■ Extracted text

"""

Virtual machine creation fails with RetryableError

dbergel commented 2 years ago

Is there an existing issue for this?

[X] I have searched the existing issues

Community Note

Please vote on this issue by adding a :thumbsup: reaction to the original issue to help the community and maintainers prioritize this request
Please do not leave "+1" or "me too" comments, they generate extra noise for issue followers and do not help prioritize the request
If you are interested in working on this issue or have submitted a pull request, please leave a comment

Terraform Version

1.1.9

AzureRM Provider Version

3.0.2

Affected Resource(s)/Data Source(s)

azurerm_linux_virtual_machine azurerm_windows_virtual_machine

Terraform Configuration Files

https://github.com/teradici/Azure_Deployments/tree/master/terraform-deployments/deployments/cas-mgr-load-balancer-one-ip-nat

Debug Output/Panic Output

2022-05-18T15:17:05.635Z [DEBUG] provider.terraform-provider-azurerm_v3.0.2_x5: AzureRM Response for https://management.azure.com/subscriptions/<redacted>/providers/Microsoft.Compute/locations/centralus/operations/90793864-6ba7-488d-b142-0b8128735630?p=7b61c3cd-cc9b-4d18-8ca3-a9c1b12efefd&api-version=2021-11-01: 
HTTP/2.0 200 OK
Cache-Control: no-cache
Content-Type: application/json; charset=utf-8
Date: Wed, 18 May 2022 15:17:05 GMT
Expires: -1
Pragma: no-cache
Server: Microsoft-HTTPAPI/2.0
Server: Microsoft-HTTPAPI/2.0
Strict-Transport-Security: max-age=31536000; includeSubDomains
Vary: Accept-Encoding
X-Content-Type-Options: nosniff
X-Ms-Correlation-Request-Id: 83831b17-0254-51a9-b61d-b1a32674682d
X-Ms-Ratelimit-Remaining-Resource: Microsoft.Compute/GetOperation3Min;14975,Microsoft.Compute/GetOperation30Min;29895
X-Ms-Ratelimit-Remaining-Subscription-Reads: 11998
X-Ms-Request-Id: 903c4659-5b75-4522-a813-d9787a578144
X-Ms-Routing-Request-Id: WESTUS2:20220518T151705Z:fc57f1eb-6172-446a-8d0e-5976ae40a901

{
  "startTime": "2022-05-18T15:16:53.6761603+00:00",
  "endTime": "2022-05-18T15:16:57.7073471+00:00",
  "status": "Failed",
  "error": {
    "code": "RetryableError",
    "message": "A retryable error occurred."
  },
  "name": "90793864-6ba7-488d-b142-0b8128735630"
}: timestamp=2022-05-18T15:17:05.634Z

Expected Behaviour

Virtual machines provisioned successfully, retryable errors automatically retried.

Actual Behaviour

Intermittently workstation provisioning will fail with a basic "retryable error" with no additional information. Not able to reproduce 100%

  Error: waiting for creation of Linux Virtual Machine: (Name "dbj2m-scent-0" / Resource Group "cas-mgr-load-balancer-one-ip-nat-dbj2m"): Code="RetryableError" Message="A retryable error occurred."

    with module.centos-std-vm.azurerm_linux_virtual_machine.centos-std-vm["linux_std_0"],
    on ../../modules/centos-std-vm/main.tf line 50, in resource "azurerm_linux_virtual_machine" "centos-std-vm":
    50: resource "azurerm_linux_virtual_machine" "centos-std-vm" {

  Error: waiting for creation of Windows Virtual Machine: (Name "dbj2m-swin-0" / Resource Group "cas-mgr-load-balancer-one-ip-nat-dbj2m"): Code="RetryableError" Message="A retryable error occurred."

"""

■ Data shown
"""

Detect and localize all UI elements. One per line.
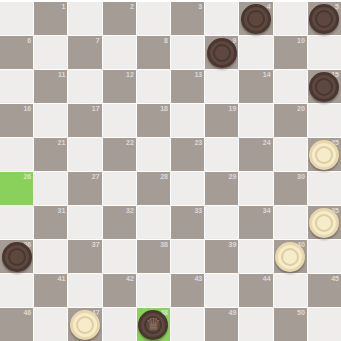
square-number-label: 39 — [229, 241, 237, 248]
square-8[interactable]: 8 — [137, 36, 170, 69]
light-square — [137, 70, 170, 103]
square-number-label: 46 — [23, 309, 31, 316]
square-40[interactable]: 40 — [274, 240, 307, 273]
square-24[interactable]: 24 — [239, 138, 272, 171]
light-square — [239, 308, 272, 341]
square-number-label: 13 — [194, 71, 202, 78]
light-square — [308, 104, 341, 137]
square-32[interactable]: 32 — [103, 206, 136, 239]
draughts-board: 1234567891011121314151617181920212223242… — [0, 2, 341, 341]
square-number-label: 32 — [126, 207, 134, 214]
light-square — [274, 2, 307, 35]
square-number-label: 38 — [160, 241, 168, 248]
light-square — [239, 240, 272, 273]
square-3[interactable]: 3 — [171, 2, 204, 35]
light-square — [0, 70, 33, 103]
square-17[interactable]: 17 — [68, 104, 101, 137]
square-number-label: 12 — [126, 71, 134, 78]
square-number-label: 3 — [198, 3, 202, 10]
light-square — [103, 240, 136, 273]
square-2[interactable]: 2 — [103, 2, 136, 35]
square-43[interactable]: 43 — [171, 274, 204, 307]
square-39[interactable]: 39 — [205, 240, 238, 273]
square-7[interactable]: 7 — [68, 36, 101, 69]
square-number-label: 27 — [92, 173, 100, 180]
light-square — [205, 2, 238, 35]
light-square — [0, 2, 33, 35]
white-man-piece[interactable] — [275, 242, 305, 272]
square-45[interactable]: 45 — [308, 274, 341, 307]
square-37[interactable]: 37 — [68, 240, 101, 273]
square-number-label: 34 — [263, 207, 271, 214]
light-square — [274, 70, 307, 103]
light-square — [308, 240, 341, 273]
light-square — [68, 70, 101, 103]
white-man-piece[interactable] — [309, 208, 339, 238]
light-square — [0, 138, 33, 171]
light-square — [171, 36, 204, 69]
square-number-label: 43 — [194, 275, 202, 282]
white-man-piece[interactable] — [70, 310, 100, 340]
square-19[interactable]: 19 — [205, 104, 238, 137]
light-square — [171, 308, 204, 341]
draughts-board-container: 1234567891011121314151617181920212223242… — [0, 0, 341, 341]
black-man-piece[interactable] — [309, 4, 339, 34]
square-35[interactable]: 35 — [308, 206, 341, 239]
light-square — [205, 138, 238, 171]
light-square — [239, 172, 272, 205]
square-5[interactable]: 5 — [308, 2, 341, 35]
white-man-piece[interactable] — [309, 140, 339, 170]
light-square — [308, 308, 341, 341]
square-18[interactable]: 18 — [137, 104, 170, 137]
square-46[interactable]: 46 — [0, 308, 33, 341]
light-square — [34, 172, 67, 205]
square-28[interactable]: 28 — [137, 172, 170, 205]
square-number-label: 10 — [297, 37, 305, 44]
square-number-label: 1 — [61, 3, 65, 10]
square-number-label: 50 — [297, 309, 305, 316]
square-14[interactable]: 14 — [239, 70, 272, 103]
square-23[interactable]: 23 — [171, 138, 204, 171]
square-50[interactable]: 50 — [274, 308, 307, 341]
square-number-label: 20 — [297, 105, 305, 112]
square-47[interactable]: 47 — [68, 308, 101, 341]
light-square — [103, 308, 136, 341]
square-number-label: 21 — [58, 139, 66, 146]
square-26[interactable]: 26 — [0, 172, 33, 205]
square-number-label: 28 — [160, 173, 168, 180]
light-square — [0, 206, 33, 239]
light-square — [137, 2, 170, 35]
square-4[interactable]: 4 — [239, 2, 272, 35]
square-number-label: 42 — [126, 275, 134, 282]
square-number-label: 2 — [130, 3, 134, 10]
light-square — [171, 172, 204, 205]
square-number-label: 14 — [263, 71, 271, 78]
square-48[interactable]: 48♛ — [137, 308, 170, 341]
square-31[interactable]: 31 — [34, 206, 67, 239]
square-20[interactable]: 20 — [274, 104, 307, 137]
square-number-label: 37 — [92, 241, 100, 248]
square-6[interactable]: 6 — [0, 36, 33, 69]
square-number-label: 22 — [126, 139, 134, 146]
square-12[interactable]: 12 — [103, 70, 136, 103]
light-square — [68, 206, 101, 239]
square-9[interactable]: 9 — [205, 36, 238, 69]
light-square — [0, 274, 33, 307]
square-number-label: 18 — [160, 105, 168, 112]
square-42[interactable]: 42 — [103, 274, 136, 307]
light-square — [137, 138, 170, 171]
square-number-label: 17 — [92, 105, 100, 112]
light-square — [308, 36, 341, 69]
light-square — [34, 36, 67, 69]
square-number-label: 41 — [58, 275, 66, 282]
square-15[interactable]: 15 — [308, 70, 341, 103]
square-number-label: 23 — [194, 139, 202, 146]
light-square — [274, 206, 307, 239]
light-square — [308, 172, 341, 205]
square-16[interactable]: 16 — [0, 104, 33, 137]
square-41[interactable]: 41 — [34, 274, 67, 307]
light-square — [205, 206, 238, 239]
light-square — [171, 240, 204, 273]
black-man-piece[interactable] — [309, 72, 339, 102]
square-number-label: 33 — [194, 207, 202, 214]
black-man-piece[interactable] — [241, 4, 271, 34]
square-10[interactable]: 10 — [274, 36, 307, 69]
light-square — [68, 2, 101, 35]
black-man-piece[interactable] — [2, 242, 32, 272]
square-number-label: 24 — [263, 139, 271, 146]
light-square — [171, 104, 204, 137]
square-44[interactable]: 44 — [239, 274, 272, 307]
light-square — [103, 172, 136, 205]
square-22[interactable]: 22 — [103, 138, 136, 171]
square-number-label: 7 — [96, 37, 100, 44]
square-1[interactable]: 1 — [34, 2, 67, 35]
square-27[interactable]: 27 — [68, 172, 101, 205]
light-square — [239, 104, 272, 137]
square-number-label: 44 — [263, 275, 271, 282]
square-25[interactable]: 25 — [308, 138, 341, 171]
square-36[interactable]: 36 — [0, 240, 33, 273]
light-square — [205, 70, 238, 103]
king-crown-icon: ♛ — [146, 316, 161, 333]
square-number-label: 49 — [229, 309, 237, 316]
square-number-label: 45 — [331, 275, 339, 282]
square-number-label: 11 — [58, 71, 65, 78]
light-square — [34, 308, 67, 341]
light-square — [137, 274, 170, 307]
light-square — [137, 206, 170, 239]
square-13[interactable]: 13 — [171, 70, 204, 103]
square-number-label: 19 — [229, 105, 237, 112]
light-square — [34, 104, 67, 137]
black-king-piece[interactable]: ♛ — [138, 310, 168, 340]
square-number-label: 31 — [58, 207, 66, 214]
square-30[interactable]: 30 — [274, 172, 307, 205]
square-29[interactable]: 29 — [205, 172, 238, 205]
square-number-label: 29 — [229, 173, 237, 180]
square-33[interactable]: 33 — [171, 206, 204, 239]
square-38[interactable]: 38 — [137, 240, 170, 273]
light-square — [103, 104, 136, 137]
square-11[interactable]: 11 — [34, 70, 67, 103]
light-square — [68, 274, 101, 307]
light-square — [205, 274, 238, 307]
light-square — [239, 36, 272, 69]
light-square — [34, 240, 67, 273]
light-square — [103, 36, 136, 69]
square-34[interactable]: 34 — [239, 206, 272, 239]
light-square — [274, 138, 307, 171]
square-number-label: 30 — [297, 173, 305, 180]
square-49[interactable]: 49 — [205, 308, 238, 341]
square-number-label: 6 — [27, 37, 31, 44]
square-number-label: 16 — [23, 105, 31, 112]
black-man-piece[interactable] — [207, 38, 237, 68]
square-number-label: 26 — [23, 173, 31, 180]
square-21[interactable]: 21 — [34, 138, 67, 171]
square-number-label: 8 — [164, 37, 168, 44]
light-square — [68, 138, 101, 171]
light-square — [274, 274, 307, 307]
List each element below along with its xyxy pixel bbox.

"""

■ Stated task 1
Answer these from the RetryableError issue:
(a) Which Terraform version was used?
(b) Which Azure location appears in the operations URL in the debug output?
(c) What is the name of the Windows virtual machine that failed?
■ Stated task 2
List every response header in the RetryableError issue's debug output whose name begins with "X-Ms-".

■ Written response 1
(a) 1.1.9
(b) centralus
(c) dbj2m-swin-0

■ Written response 2
X-Ms-Correlation-Request-Id
X-Ms-Ratelimit-Remaining-Resource
X-Ms-Ratelimit-Remaining-Subscription-Reads
X-Ms-Request-Id
X-Ms-Routing-Request-Id